start Material shown
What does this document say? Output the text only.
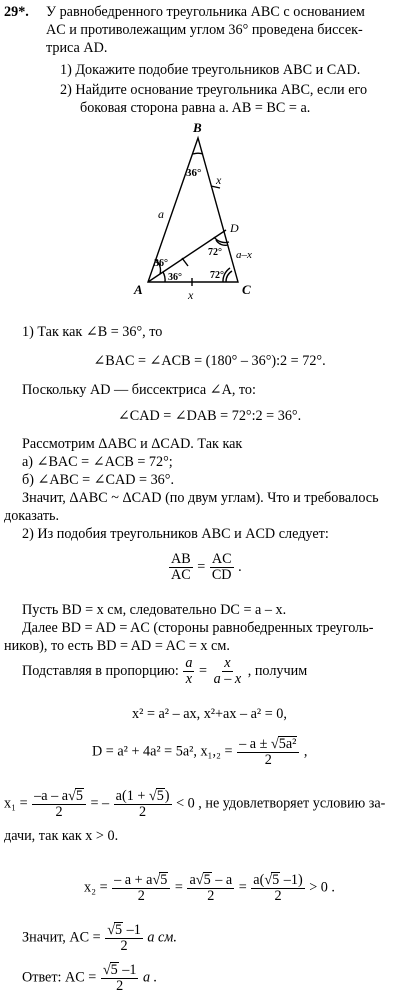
29*. У равнобедренного треугольника ABC с основанием
AC и противолежащим углом 36° проведена биссек-
триса AD.
1) Докажите подобие треугольников ABC и CAD.
2) Найдите основание треугольника ABC, если его
боковая сторона равна a. AB = BC = a.
B
D
A	C
36°
36°
36°
72°
72°
a
x
a–x
x
1) Так как ∠B = 36°, то
∠BAC = ∠ACB = (180° – 36°):2 = 72°.
Поскольку AD — биссектриса ∠A, то:
∠CAD = ∠DAB = 72°:2 = 36°.
Рассмотрим ΔABC и ΔCAD. Так как
а) ∠BAC = ∠ACB = 72°;
б) ∠ABC = ∠CAD = 36°.
Значит, ΔABC ~ ΔCAD (по двум углам). Что и требовалось
доказать.
2) Из подобия треугольников ABC и ACD следует:
$\frac{AB}{AC} = \frac{AC}{CD}$ .
Пусть BD = x см, следовательно DC = a – x.
Далее BD = AD = AC (стороны равнобедренных треуголь-
ников), то есть BD = AD = AC = x см.
Подставляя в пропорцию: $\frac{a}{x} = \frac{x}{a - x}$ , получим
x² = a² – ax, x²+ax – a² = 0,
D = a² + 4a² = 5a², $x_1,_2 = \frac{\text{– a ± √5a²}}{2}$ ,
$x_1 = \frac{-a - a√5}{2}$ = – $\frac{a(1 + √5)}{2} < 0$ , не удовлетворяет условию за-
дачи, так как x > 0.
$x_2 = \frac{- a + a√5}{2} = \frac{a√5 - a}{2} = \frac{a(√5 -1)}{2} > 0$ .
Значит, AC = $\frac{√5 -1}{2}$ a см.
Ответ: AC = $\frac{√5 -1}{2}$ a .
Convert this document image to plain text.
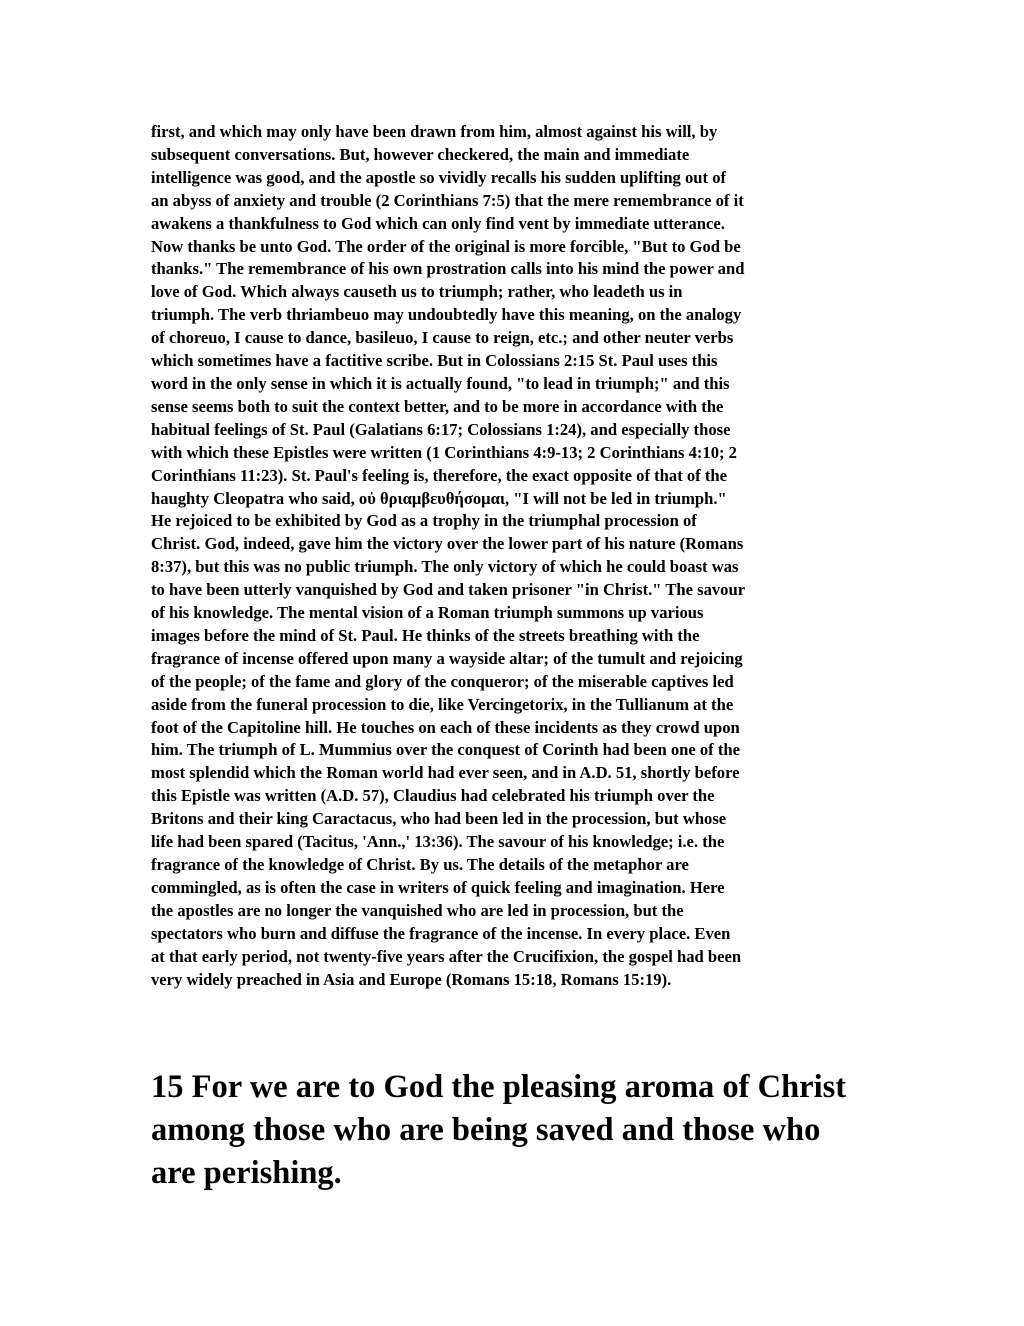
first, and which may only have been drawn from him, almost against his will, by
subsequent conversations. But, however checkered, the main and immediate
intelligence was good, and the apostle so vividly recalls his sudden uplifting out of
an abyss of anxiety and trouble (2 Corinthians 7:5) that the mere remembrance of it
awakens a thankfulness to God which can only find vent by immediate utterance.
Now thanks be unto God. The order of the original is more forcible, "But to God be
thanks." The remembrance of his own prostration calls into his mind the power and
love of God. Which always causeth us to triumph; rather, who leadeth us in
triumph. The verb thriambeuo may undoubtedly have this meaning, on the analogy
of choreuo, I cause to dance, basileuo, I cause to reign, etc.; and other neuter verbs
which sometimes have a factitive scribe. But in Colossians 2:15 St. Paul uses this
word in the only sense in which it is actually found, "to lead in triumph;" and this
sense seems both to suit the context better, and to be more in accordance with the
habitual feelings of St. Paul (Galatians 6:17; Colossians 1:24), and especially those
with which these Epistles were written (1 Corinthians 4:9-13; 2 Corinthians 4:10; 2
Corinthians 11:23). St. Paul's feeling is, therefore, the exact opposite of that of the
haughty Cleopatra who said, οὐ θριαμβευθήσομαι, "I will not be led in triumph."
He rejoiced to be exhibited by God as a trophy in the triumphal procession of
Christ. God, indeed, gave him the victory over the lower part of his nature (Romans
8:37), but this was no public triumph. The only victory of which he could boast was
to have been utterly vanquished by God and taken prisoner "in Christ." The savour
of his knowledge. The mental vision of a Roman triumph summons up various
images before the mind of St. Paul. He thinks of the streets breathing with the
fragrance of incense offered upon many a wayside altar; of the tumult and rejoicing
of the people; of the fame and glory of the conqueror; of the miserable captives led
aside from the funeral procession to die, like Vercingetorix, in the Tullianum at the
foot of the Capitoline hill. He touches on each of these incidents as they crowd upon
him. The triumph of L. Mummius over the conquest of Corinth had been one of the
most splendid which the Roman world had ever seen, and in A.D. 51, shortly before
this Epistle was written (A.D. 57), Claudius had celebrated his triumph over the
Britons and their king Caractacus, who had been led in the procession, but whose
life had been spared (Tacitus, 'Ann.,' 13:36). The savour of his knowledge; i.e. the
fragrance of the knowledge of Christ. By us. The details of the metaphor are
commingled, as is often the case in writers of quick feeling and imagination. Here
the apostles are no longer the vanquished who are led in procession, but the
spectators who burn and diffuse the fragrance of the incense. In every place. Even
at that early period, not twenty-five years after the Crucifixion, the gospel had been
very widely preached in Asia and Europe (Romans 15:18, Romans 15:19).
15 For we are to God the pleasing aroma of Christ
among those who are being saved and those who
are perishing.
end Material shown
Task details =
Show every line where the string "procession" appears.

Final result =
He rejoiced to be exhibited by God as a trophy in the triumphal procession of
aside from the funeral procession to die, like Vercingetorix, in the Tullianum at the
Britons and their king Caractacus, who had been led in the procession, but whose
the apostles are no longer the vanquished who are led in procession, but the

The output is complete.